WHAT THE TASK ASKS
Find and return each line containing "icon".

Dataset items:
***

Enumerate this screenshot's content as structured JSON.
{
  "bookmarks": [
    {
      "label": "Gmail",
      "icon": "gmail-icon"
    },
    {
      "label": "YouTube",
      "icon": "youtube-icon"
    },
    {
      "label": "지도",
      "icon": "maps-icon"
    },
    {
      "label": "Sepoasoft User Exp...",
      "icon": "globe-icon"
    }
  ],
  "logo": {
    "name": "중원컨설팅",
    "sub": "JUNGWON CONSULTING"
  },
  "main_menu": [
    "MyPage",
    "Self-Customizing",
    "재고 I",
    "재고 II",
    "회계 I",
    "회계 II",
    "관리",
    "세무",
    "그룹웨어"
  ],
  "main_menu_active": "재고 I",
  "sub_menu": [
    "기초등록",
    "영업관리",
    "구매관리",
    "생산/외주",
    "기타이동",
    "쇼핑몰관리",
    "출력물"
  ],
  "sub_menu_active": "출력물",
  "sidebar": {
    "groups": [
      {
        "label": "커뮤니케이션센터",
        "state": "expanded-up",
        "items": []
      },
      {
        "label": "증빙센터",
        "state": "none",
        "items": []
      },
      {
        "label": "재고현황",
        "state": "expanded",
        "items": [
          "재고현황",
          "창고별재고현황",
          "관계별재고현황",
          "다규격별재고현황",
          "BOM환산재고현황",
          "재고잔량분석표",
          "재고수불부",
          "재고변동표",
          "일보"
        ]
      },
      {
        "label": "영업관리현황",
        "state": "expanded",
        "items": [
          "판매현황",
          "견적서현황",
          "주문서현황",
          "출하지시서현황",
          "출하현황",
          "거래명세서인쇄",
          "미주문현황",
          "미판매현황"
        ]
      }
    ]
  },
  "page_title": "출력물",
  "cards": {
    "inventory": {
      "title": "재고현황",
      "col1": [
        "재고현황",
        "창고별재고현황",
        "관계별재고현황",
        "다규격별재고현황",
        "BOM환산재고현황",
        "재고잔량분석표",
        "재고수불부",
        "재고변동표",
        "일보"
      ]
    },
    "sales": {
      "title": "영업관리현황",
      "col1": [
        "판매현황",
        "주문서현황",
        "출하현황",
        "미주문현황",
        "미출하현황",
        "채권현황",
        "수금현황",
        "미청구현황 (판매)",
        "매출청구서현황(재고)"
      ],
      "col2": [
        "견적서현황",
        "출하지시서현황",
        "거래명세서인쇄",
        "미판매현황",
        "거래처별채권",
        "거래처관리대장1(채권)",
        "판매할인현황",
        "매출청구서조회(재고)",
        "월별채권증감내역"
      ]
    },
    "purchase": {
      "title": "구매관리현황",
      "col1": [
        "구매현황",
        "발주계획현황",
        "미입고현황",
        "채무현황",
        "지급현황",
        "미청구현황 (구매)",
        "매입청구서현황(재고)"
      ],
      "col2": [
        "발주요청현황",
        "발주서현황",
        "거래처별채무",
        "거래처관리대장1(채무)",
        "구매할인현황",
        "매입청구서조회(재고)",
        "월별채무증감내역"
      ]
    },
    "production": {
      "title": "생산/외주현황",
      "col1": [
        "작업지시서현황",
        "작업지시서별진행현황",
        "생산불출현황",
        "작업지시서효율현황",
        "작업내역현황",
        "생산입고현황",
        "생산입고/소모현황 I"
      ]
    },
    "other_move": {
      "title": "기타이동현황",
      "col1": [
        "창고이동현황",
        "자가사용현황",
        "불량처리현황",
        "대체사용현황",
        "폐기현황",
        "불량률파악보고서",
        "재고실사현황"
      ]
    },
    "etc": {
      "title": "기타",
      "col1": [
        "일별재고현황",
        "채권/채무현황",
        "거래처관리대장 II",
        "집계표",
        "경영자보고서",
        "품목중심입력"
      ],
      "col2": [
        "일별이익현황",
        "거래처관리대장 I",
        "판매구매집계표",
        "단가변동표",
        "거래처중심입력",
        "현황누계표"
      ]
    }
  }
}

***

REPLY
      "icon": "gmail-icon"
      "icon": "youtube-icon"
      "icon": "maps-icon"
      "icon": "globe-icon"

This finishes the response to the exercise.